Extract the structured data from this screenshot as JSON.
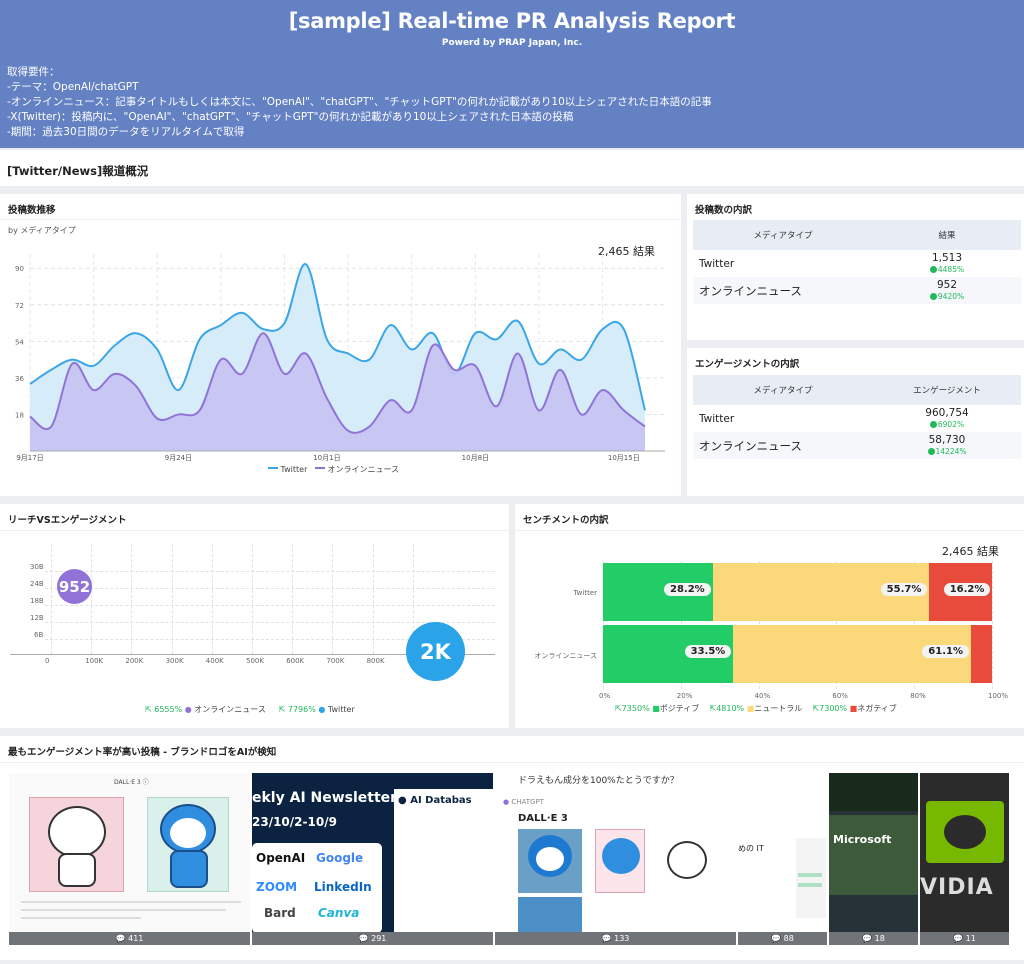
{
  "header": {
    "title": "[sample] Real-time PR Analysis Report",
    "subtitle": "Powerd by PRAP Japan, Inc.",
    "requirements": [
      "取得要件：",
      "-テーマ：OpenAI/chatGPT",
      "-オンラインニュース：記事タイトルもしくは本文に、\"OpenAI\"、\"chatGPT\"、\"チャットGPT\"の何れか記載があり10以上シェアされた日本語の記事",
      "-X(Twitter)：投稿内に、\"OpenAI\"、\"chatGPT\"、\"チャットGPT\"の何れか記載があり10以上シェアされた日本語の投稿",
      "-期間：過去30日間のデータをリアルタイムで取得"
    ]
  },
  "section_title": "[Twitter/News]報道概況",
  "posts_trend": {
    "title": "投稿数推移",
    "by_label": "by メディアタイプ",
    "total": "2,465 結果",
    "chart_data": {
      "type": "area",
      "x": [
        "9月17日",
        "9月18日",
        "9月19日",
        "9月20日",
        "9月21日",
        "9月22日",
        "9月23日",
        "9月24日",
        "9月25日",
        "9月26日",
        "9月27日",
        "9月28日",
        "9月29日",
        "9月30日",
        "10月1日",
        "10月2日",
        "10月3日",
        "10月4日",
        "10月5日",
        "10月6日",
        "10月7日",
        "10月8日",
        "10月9日",
        "10月10日",
        "10月11日",
        "10月12日",
        "10月13日",
        "10月14日",
        "10月15日",
        "10月16日"
      ],
      "x_tick_labels": [
        "9月17日",
        "9月24日",
        "10月1日",
        "10月8日",
        "10月15日"
      ],
      "y_ticks": [
        18,
        36,
        54,
        72,
        90
      ],
      "ylim": [
        0,
        97
      ],
      "series": [
        {
          "name": "Twitter",
          "color": "#3aa6e8",
          "values": [
            33,
            40,
            45,
            42,
            52,
            58,
            50,
            30,
            55,
            62,
            68,
            60,
            63,
            92,
            55,
            48,
            45,
            62,
            50,
            58,
            38,
            58,
            55,
            64,
            43,
            50,
            45,
            60,
            60,
            20
          ]
        },
        {
          "name": "オンラインニュース",
          "color": "#9173d8",
          "values": [
            17,
            12,
            43,
            30,
            38,
            32,
            16,
            18,
            20,
            45,
            38,
            58,
            38,
            48,
            26,
            10,
            12,
            25,
            20,
            52,
            40,
            42,
            22,
            48,
            20,
            40,
            18,
            30,
            20,
            12
          ]
        }
      ]
    }
  },
  "post_breakdown": {
    "title": "投稿数の内訳",
    "col_media": "メディアタイプ",
    "col_result": "結果",
    "rows": [
      {
        "name": "Twitter",
        "value": "1,513",
        "pct": "4485%"
      },
      {
        "name": "オンラインニュース",
        "value": "952",
        "pct": "9420%"
      }
    ]
  },
  "engagement_breakdown": {
    "title": "エンゲージメントの内訳",
    "col_media": "メディアタイプ",
    "col_result": "エンゲージメント",
    "rows": [
      {
        "name": "Twitter",
        "value": "960,754",
        "pct": "6902%"
      },
      {
        "name": "オンラインニュース",
        "value": "58,730",
        "pct": "14224%"
      }
    ]
  },
  "reach": {
    "title": "リーチVSエンゲージメント",
    "x_ticks": [
      "0",
      "100K",
      "200K",
      "300K",
      "400K",
      "500K",
      "600K",
      "700K",
      "800K",
      "900K"
    ],
    "y_ticks": [
      "6B",
      "12B",
      "18B",
      "24B",
      "30B"
    ],
    "bubbles": [
      {
        "label": "952",
        "color": "#9173d8"
      },
      {
        "label": "2K",
        "color": "#2aa3e8"
      }
    ],
    "legend": [
      {
        "pct": "6555%",
        "name": "オンラインニュース",
        "color": "#9173d8"
      },
      {
        "pct": "7796%",
        "name": "Twitter",
        "color": "#2aa3e8"
      }
    ]
  },
  "sentiment": {
    "title": "センチメントの内訳",
    "total": "2,465 結果",
    "chart_data": {
      "type": "bar",
      "orientation": "horizontal",
      "stacked": true,
      "categories": [
        "Twitter",
        "オンラインニュース"
      ],
      "series": [
        {
          "name": "ポジティブ",
          "color": "#22cc66",
          "values": [
            28.2,
            33.5
          ]
        },
        {
          "name": "ニュートラル",
          "color": "#fbd97a",
          "values": [
            55.7,
            61.1
          ]
        },
        {
          "name": "ネガティブ",
          "color": "#e84a3c",
          "values": [
            16.2,
            5.4
          ]
        }
      ],
      "value_labels": [
        [
          "28.2%",
          "55.7%",
          "16.2%"
        ],
        [
          "33.5%",
          "61.1%",
          ""
        ]
      ],
      "x_ticks": [
        "0%",
        "20%",
        "40%",
        "60%",
        "80%",
        "100%"
      ]
    },
    "legend_pcts": [
      "7350%",
      "4810%",
      "7300%"
    ]
  },
  "top_posts": {
    "title": "最もエンゲージメント率が高い投稿 - ブランドロゴをAIが検知",
    "items": [
      {
        "count": "411",
        "caption": "DALL·E 3 ⓘ"
      },
      {
        "count": "291",
        "caption": "ekly AI Newsletter",
        "date": "23/10/2-10/9",
        "logos": [
          "OpenAI",
          "Google",
          "ZOOM",
          "LinkedIn",
          "Bard",
          "Canva"
        ],
        "db": "AI Databas"
      },
      {
        "count": "133",
        "caption": "ドラえもん成分を100%たとうですか？",
        "brand": "CHATGPT",
        "model": "DALL·E 3"
      },
      {
        "count": "88",
        "caption": "めの IT"
      },
      {
        "count": "18",
        "caption": "Microsoft"
      },
      {
        "count": "11",
        "caption": "VIDIA"
      }
    ]
  }
}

What you will do: Take the data above and repeat it exactly, leaving each picture out.

Answer below:
Extract the structured data from this screenshot as JSON.
{
  "header": {
    "title": "[sample] Real-time PR Analysis Report",
    "subtitle": "Powerd by PRAP Japan, Inc.",
    "requirements": [
      "取得要件：",
      "-テーマ：OpenAI/chatGPT",
      "-オンラインニュース：記事タイトルもしくは本文に、\"OpenAI\"、\"chatGPT\"、\"チャットGPT\"の何れか記載があり10以上シェアされた日本語の記事",
      "-X(Twitter)：投稿内に、\"OpenAI\"、\"chatGPT\"、\"チャットGPT\"の何れか記載があり10以上シェアされた日本語の投稿",
      "-期間：過去30日間のデータをリアルタイムで取得"
    ]
  },
  "section_title": "[Twitter/News]報道概況",
  "posts_trend": {
    "title": "投稿数推移",
    "by_label": "by メディアタイプ",
    "total": "2,465 結果",
    "chart_data": {
      "type": "area",
      "x": [
        "9月17日",
        "9月18日",
        "9月19日",
        "9月20日",
        "9月21日",
        "9月22日",
        "9月23日",
        "9月24日",
        "9月25日",
        "9月26日",
        "9月27日",
        "9月28日",
        "9月29日",
        "9月30日",
        "10月1日",
        "10月2日",
        "10月3日",
        "10月4日",
        "10月5日",
        "10月6日",
        "10月7日",
        "10月8日",
        "10月9日",
        "10月10日",
        "10月11日",
        "10月12日",
        "10月13日",
        "10月14日",
        "10月15日",
        "10月16日"
      ],
      "x_tick_labels": [
        "9月17日",
        "9月24日",
        "10月1日",
        "10月8日",
        "10月15日"
      ],
      "y_ticks": [
        18,
        36,
        54,
        72,
        90
      ],
      "ylim": [
        0,
        97
      ],
      "series": [
        {
          "name": "Twitter",
          "color": "#3aa6e8",
          "values": [
            33,
            40,
            45,
            42,
            52,
            58,
            50,
            30,
            55,
            62,
            68,
            60,
            63,
            92,
            55,
            48,
            45,
            62,
            50,
            58,
            38,
            58,
            55,
            64,
            43,
            50,
            45,
            60,
            60,
            20
          ]
        },
        {
          "name": "オンラインニュース",
          "color": "#9173d8",
          "values": [
            17,
            12,
            43,
            30,
            38,
            32,
            16,
            18,
            20,
            45,
            38,
            58,
            38,
            48,
            26,
            10,
            12,
            25,
            20,
            52,
            40,
            42,
            22,
            48,
            20,
            40,
            18,
            30,
            20,
            12
          ]
        }
      ]
    }
  },
  "post_breakdown": {
    "title": "投稿数の内訳",
    "col_media": "メディアタイプ",
    "col_result": "結果",
    "rows": [
      {
        "name": "Twitter",
        "value": "1,513",
        "pct": "4485%"
      },
      {
        "name": "オンラインニュース",
        "value": "952",
        "pct": "9420%"
      }
    ]
  },
  "engagement_breakdown": {
    "title": "エンゲージメントの内訳",
    "col_media": "メディアタイプ",
    "col_result": "エンゲージメント",
    "rows": [
      {
        "name": "Twitter",
        "value": "960,754",
        "pct": "6902%"
      },
      {
        "name": "オンラインニュース",
        "value": "58,730",
        "pct": "14224%"
      }
    ]
  },
  "reach": {
    "title": "リーチVSエンゲージメント",
    "x_ticks": [
      "0",
      "100K",
      "200K",
      "300K",
      "400K",
      "500K",
      "600K",
      "700K",
      "800K",
      "900K"
    ],
    "y_ticks": [
      "6B",
      "12B",
      "18B",
      "24B",
      "30B"
    ],
    "bubbles": [
      {
        "label": "952",
        "color": "#9173d8"
      },
      {
        "label": "2K",
        "color": "#2aa3e8"
      }
    ],
    "legend": [
      {
        "pct": "6555%",
        "name": "オンラインニュース",
        "color": "#9173d8"
      },
      {
        "pct": "7796%",
        "name": "Twitter",
        "color": "#2aa3e8"
      }
    ]
  },
  "sentiment": {
    "title": "センチメントの内訳",
    "total": "2,465 結果",
    "chart_data": {
      "type": "bar",
      "orientation": "horizontal",
      "stacked": true,
      "categories": [
        "Twitter",
        "オンラインニュース"
      ],
      "series": [
        {
          "name": "ポジティブ",
          "color": "#22cc66",
          "values": [
            28.2,
            33.5
          ]
        },
        {
          "name": "ニュートラル",
          "color": "#fbd97a",
          "values": [
            55.7,
            61.1
          ]
        },
        {
          "name": "ネガティブ",
          "color": "#e84a3c",
          "values": [
            16.2,
            5.4
          ]
        }
      ],
      "value_labels": [
        [
          "28.2%",
          "55.7%",
          "16.2%"
        ],
        [
          "33.5%",
          "61.1%",
          ""
        ]
      ],
      "x_ticks": [
        "0%",
        "20%",
        "40%",
        "60%",
        "80%",
        "100%"
      ]
    },
    "legend_pcts": [
      "7350%",
      "4810%",
      "7300%"
    ]
  },
  "top_posts": {
    "title": "最もエンゲージメント率が高い投稿 - ブランドロゴをAIが検知",
    "items": [
      {
        "count": "411",
        "caption": "DALL·E 3 ⓘ"
      },
      {
        "count": "291",
        "caption": "ekly AI Newsletter",
        "date": "23/10/2-10/9",
        "logos": [
          "OpenAI",
          "Google",
          "ZOOM",
          "LinkedIn",
          "Bard",
          "Canva"
        ],
        "db": "AI Databas"
      },
      {
        "count": "133",
        "caption": "ドラえもん成分を100%たとうですか？",
        "brand": "CHATGPT",
        "model": "DALL·E 3"
      },
      {
        "count": "88",
        "caption": "めの IT"
      },
      {
        "count": "18",
        "caption": "Microsoft"
      },
      {
        "count": "11",
        "caption": "VIDIA"
      }
    ]
  }
}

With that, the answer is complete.